§ **Что сделать**
- 1) Перепишите без изменений фрагмент текста о переводе хайку, начиная со слов «Маркова прекрасно понимала, что» и заканчивая словами «имеет особого значения.».
- 2) Представьте в виде списка строк JSON только строки записей, начиная с самого начала записей и заканчивая строкой с «- timeframe-w1-button[interactable]: W1: [484, 11, 519, 31]» включительно. На каждую строку должен приходиться один элемент списка, а пустые строки пропустите.

§ **Выбранный текст**
※
Общеизвестно: переводы стареют, становясь жертвой “языкового дрейфа”, – внешних проявлений внутренней жизни языка. По точному замечанию Рудольфа Панвица, “основополагающая ошибка переводчика – увековечить состояние, в котором он по случайности застал собственный язык, вместо того чтобы отдаться властному импульсу чужого наречия”[2:185]. Очевидно, что переводы В.Н.Марковой избежали опасности такого “увековечивания” – их язык не сделался ни искусственным, ни архаичным. Вопрос для меня здесь лишь во “властном импульсе”. На мой взгляд, переводческая удача оказалась сопряжена с почти систематической “расфокусировкой” замысла оригинала в тексте перевода. Возможно, осознавая отсутствие традиции самого читательского восприятия поэтических форм такой степени лаконизма, переводчица решилась пойти на увеличение объёма текста и, более того, объёма сказанного в тексте – за счёт включения в перевод слов-“подсказок”, отсутствующих, в силу особой логики построения образа в хайку, в тексте оригинала:

транскрипция:
фуруикэ я
кавадзу тобикому
мидзу-но ото
подстрочник:
старый пруд
лягушка прыгнула
звук воды
перевод (В.М.):
старый пруд
прыгнула в воду лягушка
плеск в тишине

Звук, произведённый лягушкой, в тексте Басё не определён. Поэт намеренно не уточняет этот звук эпитетом, не именует особым словом, оставляя читателя один на один и со звуком, и с тем, где и когда он прозвучал. Разумеется, в тишине, иначе он просто остался бы не услышан. Но слово “тишина”, такое естественное в мелодике и семантике русской фразы, естественно в хайку именно своим отсутствием. 
Маркова прекрасно понимала, что “плеск” – маркёр тишины: у неё даже статья была по поводу этого стихотворения, где она цитировала “Евгения Онегина”, показывая, как через жужжащего жука Пушкин намекает на тишину, которую сам при этом прямо не называет [6]. Упоминание тишины редко встретишь в хайку, и это – не случайно: она не названа там, где подразумевается, потому что уже ускользнула, и звук свидетельствует об этом: тишина исчезла со звуком, исчезла в звук, а не заключила его в себя как цикаду клетка. Звук отменил тишину, как сама прыгнувшая лягушка отменила на мгновение озерную гладь, как присутствие поэта на берегу пруда отменило его (очевидное конечно же) безлюдье. Не названо то, чего нет, но без чего названное не имеет особого значения.
※
§ **Предоставленные записи**

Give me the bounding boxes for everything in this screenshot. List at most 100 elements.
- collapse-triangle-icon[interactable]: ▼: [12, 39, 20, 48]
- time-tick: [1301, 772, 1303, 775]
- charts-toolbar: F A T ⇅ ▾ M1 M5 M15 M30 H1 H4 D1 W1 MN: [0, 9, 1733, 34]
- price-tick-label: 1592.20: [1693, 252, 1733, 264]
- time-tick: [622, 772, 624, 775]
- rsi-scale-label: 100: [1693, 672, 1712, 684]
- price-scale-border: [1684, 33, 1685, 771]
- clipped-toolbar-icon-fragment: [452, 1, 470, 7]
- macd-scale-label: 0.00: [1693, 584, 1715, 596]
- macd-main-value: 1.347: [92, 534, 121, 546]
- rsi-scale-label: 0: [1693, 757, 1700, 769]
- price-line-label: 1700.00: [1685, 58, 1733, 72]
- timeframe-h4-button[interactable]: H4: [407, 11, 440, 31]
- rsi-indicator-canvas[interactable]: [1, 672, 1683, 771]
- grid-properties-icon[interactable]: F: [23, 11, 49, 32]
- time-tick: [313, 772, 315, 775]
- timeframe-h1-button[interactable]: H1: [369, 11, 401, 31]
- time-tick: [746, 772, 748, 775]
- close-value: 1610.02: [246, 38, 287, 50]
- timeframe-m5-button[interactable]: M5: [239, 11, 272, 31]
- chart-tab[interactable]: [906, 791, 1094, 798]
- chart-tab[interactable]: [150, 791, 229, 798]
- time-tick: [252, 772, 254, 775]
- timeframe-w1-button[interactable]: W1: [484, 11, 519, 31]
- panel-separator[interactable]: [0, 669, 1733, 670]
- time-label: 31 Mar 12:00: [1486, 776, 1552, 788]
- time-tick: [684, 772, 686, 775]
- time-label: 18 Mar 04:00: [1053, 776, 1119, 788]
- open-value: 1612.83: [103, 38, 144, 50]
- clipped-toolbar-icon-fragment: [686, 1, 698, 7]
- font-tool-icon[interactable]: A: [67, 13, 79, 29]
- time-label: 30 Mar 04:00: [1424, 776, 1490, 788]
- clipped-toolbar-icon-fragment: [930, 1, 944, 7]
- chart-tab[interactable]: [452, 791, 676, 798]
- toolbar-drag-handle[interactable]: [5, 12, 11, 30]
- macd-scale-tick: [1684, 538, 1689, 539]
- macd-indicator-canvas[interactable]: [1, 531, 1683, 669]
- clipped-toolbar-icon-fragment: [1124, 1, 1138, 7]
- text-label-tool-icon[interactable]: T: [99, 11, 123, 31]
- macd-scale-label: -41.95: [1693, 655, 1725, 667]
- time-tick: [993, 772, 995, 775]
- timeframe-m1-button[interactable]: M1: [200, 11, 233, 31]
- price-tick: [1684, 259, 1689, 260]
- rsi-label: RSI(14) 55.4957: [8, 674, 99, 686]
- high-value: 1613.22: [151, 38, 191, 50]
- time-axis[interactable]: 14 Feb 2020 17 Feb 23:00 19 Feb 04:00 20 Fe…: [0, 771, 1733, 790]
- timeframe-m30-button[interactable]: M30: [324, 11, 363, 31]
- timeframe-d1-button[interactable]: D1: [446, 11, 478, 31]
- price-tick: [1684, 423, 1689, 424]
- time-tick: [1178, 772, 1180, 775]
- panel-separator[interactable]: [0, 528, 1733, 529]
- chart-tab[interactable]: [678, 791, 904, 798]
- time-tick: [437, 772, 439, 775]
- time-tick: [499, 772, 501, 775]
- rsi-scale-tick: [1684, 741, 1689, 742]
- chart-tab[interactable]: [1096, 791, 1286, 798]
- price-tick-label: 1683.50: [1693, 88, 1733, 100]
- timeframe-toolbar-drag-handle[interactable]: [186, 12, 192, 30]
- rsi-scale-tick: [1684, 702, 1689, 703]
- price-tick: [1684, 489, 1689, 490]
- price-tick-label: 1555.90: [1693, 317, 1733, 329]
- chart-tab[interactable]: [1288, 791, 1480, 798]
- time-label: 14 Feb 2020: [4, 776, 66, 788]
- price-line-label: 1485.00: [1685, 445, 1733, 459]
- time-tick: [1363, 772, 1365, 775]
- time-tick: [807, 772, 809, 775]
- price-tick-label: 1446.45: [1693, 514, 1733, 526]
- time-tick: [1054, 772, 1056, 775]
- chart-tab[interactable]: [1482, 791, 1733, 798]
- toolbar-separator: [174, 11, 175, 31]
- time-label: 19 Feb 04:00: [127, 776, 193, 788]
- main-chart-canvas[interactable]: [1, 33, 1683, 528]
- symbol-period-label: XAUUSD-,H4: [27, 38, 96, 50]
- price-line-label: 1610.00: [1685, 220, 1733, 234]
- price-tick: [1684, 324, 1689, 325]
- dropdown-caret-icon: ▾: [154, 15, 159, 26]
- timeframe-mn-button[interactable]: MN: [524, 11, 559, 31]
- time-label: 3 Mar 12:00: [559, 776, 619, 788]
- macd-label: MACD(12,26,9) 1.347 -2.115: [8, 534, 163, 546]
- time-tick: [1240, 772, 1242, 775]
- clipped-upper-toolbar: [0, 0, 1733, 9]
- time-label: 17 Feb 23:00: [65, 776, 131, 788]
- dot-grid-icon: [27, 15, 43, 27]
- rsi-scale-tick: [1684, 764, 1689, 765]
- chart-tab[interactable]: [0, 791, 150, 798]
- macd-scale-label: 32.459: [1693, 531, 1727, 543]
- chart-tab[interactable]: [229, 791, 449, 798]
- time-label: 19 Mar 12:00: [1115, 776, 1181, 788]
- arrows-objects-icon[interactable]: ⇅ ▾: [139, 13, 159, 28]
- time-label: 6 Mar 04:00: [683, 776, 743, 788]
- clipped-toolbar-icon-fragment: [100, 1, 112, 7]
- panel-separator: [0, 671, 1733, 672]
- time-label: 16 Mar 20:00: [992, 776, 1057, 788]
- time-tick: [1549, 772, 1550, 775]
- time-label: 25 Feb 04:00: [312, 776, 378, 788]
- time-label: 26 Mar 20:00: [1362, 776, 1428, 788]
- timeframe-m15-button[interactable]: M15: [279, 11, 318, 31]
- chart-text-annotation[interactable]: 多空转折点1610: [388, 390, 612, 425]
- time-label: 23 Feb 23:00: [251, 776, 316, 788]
※
§ **Результаты по заданиям**
- 1)
Маркова прекрасно понимала, что “плеск” – маркёр тишины: у неё даже статья была по поводу этого стихотворения, где она цитировала “Евгения Онегина”, показывая, как через жужжащего жука Пушкин намекает на тишину, которую сам при этом прямо не называет [6]. Упоминание тишины редко встретишь в хайку, и это – не случайно: она не названа там, где подразумевается, потому что уже ускользнула, и звук свидетельствует об этом: тишина исчезла со звуком, исчезла в звук, а не заключила его в себя как цикаду клетка. Звук отменил тишину, как сама прыгнувшая лягушка отменила на мгновение озерную гладь, как присутствие поэта на берегу пруда отменило его (очевидное конечно же) безлюдье. Не названо то, чего нет, но без чего названное не имеет особого значения.

- 2)
[
  "Give me the bounding boxes for everything in this screenshot. List at most 100 elements.",
  "- collapse-triangle-icon[interactable]: ▼: [12, 39, 20, 48]",
  "- time-tick: [1301, 772, 1303, 775]",
  "- charts-toolbar: F A T ⇅ ▾ M1 M5 M15 M30 H1 H4 D1 W1 MN: [0, 9, 1733, 34]",
  "- price-tick-label: 1592.20: [1693, 252, 1733, 264]",
  "- time-tick: [622, 772, 624, 775]",
  "- rsi-scale-label: 100: [1693, 672, 1712, 684]",
  "- price-scale-border: [1684, 33, 1685, 771]",
  "- clipped-toolbar-icon-fragment: [452, 1, 470, 7]",
  "- macd-scale-label: 0.00: [1693, 584, 1715, 596]",
  "- macd-main-value: 1.347: [92, 534, 121, 546]",
  "- rsi-scale-label: 0: [1693, 757, 1700, 769]",
  "- price-line-label: 1700.00: [1685, 58, 1733, 72]",
  "- timeframe-h4-button[interactable]: H4: [407, 11, 440, 31]",
  "- rsi-indicator-canvas[interactable]: [1, 672, 1683, 771]",
  "- grid-properties-icon[interactable]: F: [23, 11, 49, 32]",
  "- time-tick: [313, 772, 315, 775]",
  "- timeframe-h1-button[interactable]: H1: [369, 11, 401, 31]",
  "- time-tick: [746, 772, 748, 775]",
  "- close-value: 1610.02: [246, 38, 287, 50]",
  "- timeframe-m5-button[interactable]: M5: [239, 11, 272, 31]",
  "- chart-tab[interactable]: [906, 791, 1094, 798]",
  "- chart-tab[interactable]: [150, 791, 229, 798]",
  "- time-tick: [252, 772, 254, 775]",
  "- timeframe-w1-button[interactable]: W1: [484, 11, 519, 31]"
]